WHAT THE EXERCISE ASKS:
Extract the full listing below without altering a single character.

(Data extracted from a collection)
· · · ·
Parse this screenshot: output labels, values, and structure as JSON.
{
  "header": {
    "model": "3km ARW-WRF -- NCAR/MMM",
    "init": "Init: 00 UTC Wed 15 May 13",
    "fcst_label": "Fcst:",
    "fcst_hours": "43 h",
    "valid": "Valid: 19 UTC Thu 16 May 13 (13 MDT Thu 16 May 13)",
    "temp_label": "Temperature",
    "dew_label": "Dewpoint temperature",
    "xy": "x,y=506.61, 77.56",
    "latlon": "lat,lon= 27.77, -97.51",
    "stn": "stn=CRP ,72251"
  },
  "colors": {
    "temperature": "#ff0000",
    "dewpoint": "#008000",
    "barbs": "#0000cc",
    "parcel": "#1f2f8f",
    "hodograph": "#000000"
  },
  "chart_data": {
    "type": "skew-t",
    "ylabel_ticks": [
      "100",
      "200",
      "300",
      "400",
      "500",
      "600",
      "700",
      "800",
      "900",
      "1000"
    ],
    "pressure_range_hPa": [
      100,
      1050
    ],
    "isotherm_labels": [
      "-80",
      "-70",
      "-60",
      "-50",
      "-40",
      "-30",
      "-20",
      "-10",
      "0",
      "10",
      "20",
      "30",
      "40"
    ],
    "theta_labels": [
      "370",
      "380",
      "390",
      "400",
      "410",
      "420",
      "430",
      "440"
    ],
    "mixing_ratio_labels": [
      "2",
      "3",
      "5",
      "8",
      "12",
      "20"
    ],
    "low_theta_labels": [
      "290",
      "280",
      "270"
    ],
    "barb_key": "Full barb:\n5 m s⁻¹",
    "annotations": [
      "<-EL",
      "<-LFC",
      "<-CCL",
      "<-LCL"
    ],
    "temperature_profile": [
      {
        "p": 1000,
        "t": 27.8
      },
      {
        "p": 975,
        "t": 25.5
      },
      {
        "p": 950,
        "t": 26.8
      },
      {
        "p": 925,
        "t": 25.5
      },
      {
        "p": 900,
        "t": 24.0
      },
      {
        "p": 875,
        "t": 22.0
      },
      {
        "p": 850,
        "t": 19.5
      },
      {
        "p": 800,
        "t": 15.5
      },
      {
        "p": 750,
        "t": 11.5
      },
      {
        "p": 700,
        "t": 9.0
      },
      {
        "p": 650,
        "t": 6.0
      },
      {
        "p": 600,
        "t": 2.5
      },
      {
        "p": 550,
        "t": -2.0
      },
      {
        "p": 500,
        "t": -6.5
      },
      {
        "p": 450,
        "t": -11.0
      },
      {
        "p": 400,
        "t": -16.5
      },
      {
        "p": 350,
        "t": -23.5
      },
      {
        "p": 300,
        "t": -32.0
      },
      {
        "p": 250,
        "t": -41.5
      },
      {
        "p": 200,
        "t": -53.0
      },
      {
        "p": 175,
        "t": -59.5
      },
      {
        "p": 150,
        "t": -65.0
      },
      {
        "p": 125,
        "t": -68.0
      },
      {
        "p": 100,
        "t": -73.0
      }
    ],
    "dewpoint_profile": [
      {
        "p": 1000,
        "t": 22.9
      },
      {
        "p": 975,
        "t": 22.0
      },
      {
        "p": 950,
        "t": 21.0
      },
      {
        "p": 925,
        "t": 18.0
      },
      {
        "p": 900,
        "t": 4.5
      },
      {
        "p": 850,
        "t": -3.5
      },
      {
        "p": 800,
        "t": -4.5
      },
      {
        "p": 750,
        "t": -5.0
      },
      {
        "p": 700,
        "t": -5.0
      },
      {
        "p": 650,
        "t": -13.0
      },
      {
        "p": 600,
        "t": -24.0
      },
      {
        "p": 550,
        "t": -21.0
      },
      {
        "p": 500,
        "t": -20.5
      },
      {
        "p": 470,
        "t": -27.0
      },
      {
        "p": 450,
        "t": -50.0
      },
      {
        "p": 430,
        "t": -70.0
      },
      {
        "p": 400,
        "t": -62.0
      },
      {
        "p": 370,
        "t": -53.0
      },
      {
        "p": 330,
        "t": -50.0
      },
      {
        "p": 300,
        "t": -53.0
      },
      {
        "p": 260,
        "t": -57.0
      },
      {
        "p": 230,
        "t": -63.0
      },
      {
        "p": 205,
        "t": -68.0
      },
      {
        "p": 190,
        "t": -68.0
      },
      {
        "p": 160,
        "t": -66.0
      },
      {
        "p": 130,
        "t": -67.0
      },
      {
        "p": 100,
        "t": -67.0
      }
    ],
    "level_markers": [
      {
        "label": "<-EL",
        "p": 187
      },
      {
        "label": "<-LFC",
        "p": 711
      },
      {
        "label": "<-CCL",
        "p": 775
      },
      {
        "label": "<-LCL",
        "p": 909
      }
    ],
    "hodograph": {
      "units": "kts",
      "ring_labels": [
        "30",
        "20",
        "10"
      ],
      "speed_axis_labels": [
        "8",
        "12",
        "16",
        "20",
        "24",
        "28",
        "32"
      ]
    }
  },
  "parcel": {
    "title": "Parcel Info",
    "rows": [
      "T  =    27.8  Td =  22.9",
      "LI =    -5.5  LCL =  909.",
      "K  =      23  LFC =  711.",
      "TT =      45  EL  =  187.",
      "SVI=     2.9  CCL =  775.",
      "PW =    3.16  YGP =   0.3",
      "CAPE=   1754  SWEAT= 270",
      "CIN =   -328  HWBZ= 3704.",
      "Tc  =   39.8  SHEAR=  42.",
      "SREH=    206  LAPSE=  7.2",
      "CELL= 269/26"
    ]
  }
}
· · · ·
SOLUTION FOR THIS PROBLEM:
Parse this screenshot: output labels, values, and structure as JSON.
{
  "header": {
    "model": "3km ARW-WRF -- NCAR/MMM",
    "init": "Init: 00 UTC Wed 15 May 13",
    "fcst_label": "Fcst:",
    "fcst_hours": "43 h",
    "valid": "Valid: 19 UTC Thu 16 May 13 (13 MDT Thu 16 May 13)",
    "temp_label": "Temperature",
    "dew_label": "Dewpoint temperature",
    "xy": "x,y=506.61, 77.56",
    "latlon": "lat,lon= 27.77, -97.51",
    "stn": "stn=CRP ,72251"
  },
  "colors": {
    "temperature": "#ff0000",
    "dewpoint": "#008000",
    "barbs": "#0000cc",
    "parcel": "#1f2f8f",
    "hodograph": "#000000"
  },
  "chart_data": {
    "type": "skew-t",
    "ylabel_ticks": [
      "100",
      "200",
      "300",
      "400",
      "500",
      "600",
      "700",
      "800",
      "900",
      "1000"
    ],
    "pressure_range_hPa": [
      100,
      1050
    ],
    "isotherm_labels": [
      "-80",
      "-70",
      "-60",
      "-50",
      "-40",
      "-30",
      "-20",
      "-10",
      "0",
      "10",
      "20",
      "30",
      "40"
    ],
    "theta_labels": [
      "370",
      "380",
      "390",
      "400",
      "410",
      "420",
      "430",
      "440"
    ],
    "mixing_ratio_labels": [
      "2",
      "3",
      "5",
      "8",
      "12",
      "20"
    ],
    "low_theta_labels": [
      "290",
      "280",
      "270"
    ],
    "barb_key": "Full barb:\n5 m s⁻¹",
    "annotations": [
      "<-EL",
      "<-LFC",
      "<-CCL",
      "<-LCL"
    ],
    "temperature_profile": [
      {
        "p": 1000,
        "t": 27.8
      },
      {
        "p": 975,
        "t": 25.5
      },
      {
        "p": 950,
        "t": 26.8
      },
      {
        "p": 925,
        "t": 25.5
      },
      {
        "p": 900,
        "t": 24.0
      },
      {
        "p": 875,
        "t": 22.0
      },
      {
        "p": 850,
        "t": 19.5
      },
      {
        "p": 800,
        "t": 15.5
      },
      {
        "p": 750,
        "t": 11.5
      },
      {
        "p": 700,
        "t": 9.0
      },
      {
        "p": 650,
        "t": 6.0
      },
      {
        "p": 600,
        "t": 2.5
      },
      {
        "p": 550,
        "t": -2.0
      },
      {
        "p": 500,
        "t": -6.5
      },
      {
        "p": 450,
        "t": -11.0
      },
      {
        "p": 400,
        "t": -16.5
      },
      {
        "p": 350,
        "t": -23.5
      },
      {
        "p": 300,
        "t": -32.0
      },
      {
        "p": 250,
        "t": -41.5
      },
      {
        "p": 200,
        "t": -53.0
      },
      {
        "p": 175,
        "t": -59.5
      },
      {
        "p": 150,
        "t": -65.0
      },
      {
        "p": 125,
        "t": -68.0
      },
      {
        "p": 100,
        "t": -73.0
      }
    ],
    "dewpoint_profile": [
      {
        "p": 1000,
        "t": 22.9
      },
      {
        "p": 975,
        "t": 22.0
      },
      {
        "p": 950,
        "t": 21.0
      },
      {
        "p": 925,
        "t": 18.0
      },
      {
        "p": 900,
        "t": 4.5
      },
      {
        "p": 850,
        "t": -3.5
      },
      {
        "p": 800,
        "t": -4.5
      },
      {
        "p": 750,
        "t": -5.0
      },
      {
        "p": 700,
        "t": -5.0
      },
      {
        "p": 650,
        "t": -13.0
      },
      {
        "p": 600,
        "t": -24.0
      },
      {
        "p": 550,
        "t": -21.0
      },
      {
        "p": 500,
        "t": -20.5
      },
      {
        "p": 470,
        "t": -27.0
      },
      {
        "p": 450,
        "t": -50.0
      },
      {
        "p": 430,
        "t": -70.0
      },
      {
        "p": 400,
        "t": -62.0
      },
      {
        "p": 370,
        "t": -53.0
      },
      {
        "p": 330,
        "t": -50.0
      },
      {
        "p": 300,
        "t": -53.0
      },
      {
        "p": 260,
        "t": -57.0
      },
      {
        "p": 230,
        "t": -63.0
      },
      {
        "p": 205,
        "t": -68.0
      },
      {
        "p": 190,
        "t": -68.0
      },
      {
        "p": 160,
        "t": -66.0
      },
      {
        "p": 130,
        "t": -67.0
      },
      {
        "p": 100,
        "t": -67.0
      }
    ],
    "level_markers": [
      {
        "label": "<-EL",
        "p": 187
      },
      {
        "label": "<-LFC",
        "p": 711
      },
      {
        "label": "<-CCL",
        "p": 775
      },
      {
        "label": "<-LCL",
        "p": 909
      }
    ],
    "hodograph": {
      "units": "kts",
      "ring_labels": [
        "30",
        "20",
        "10"
      ],
      "speed_axis_labels": [
        "8",
        "12",
        "16",
        "20",
        "24",
        "28",
        "32"
      ]
    }
  },
  "parcel": {
    "title": "Parcel Info",
    "rows": [
      "T  =    27.8  Td =  22.9",
      "LI =    -5.5  LCL =  909.",
      "K  =      23  LFC =  711.",
      "TT =      45  EL  =  187.",
      "SVI=     2.9  CCL =  775.",
      "PW =    3.16  YGP =   0.3",
      "CAPE=   1754  SWEAT= 270",
      "CIN =   -328  HWBZ= 3704.",
      "Tc  =   39.8  SHEAR=  42.",
      "SREH=    206  LAPSE=  7.2",
      "CELL= 269/26"
    ]
  }
}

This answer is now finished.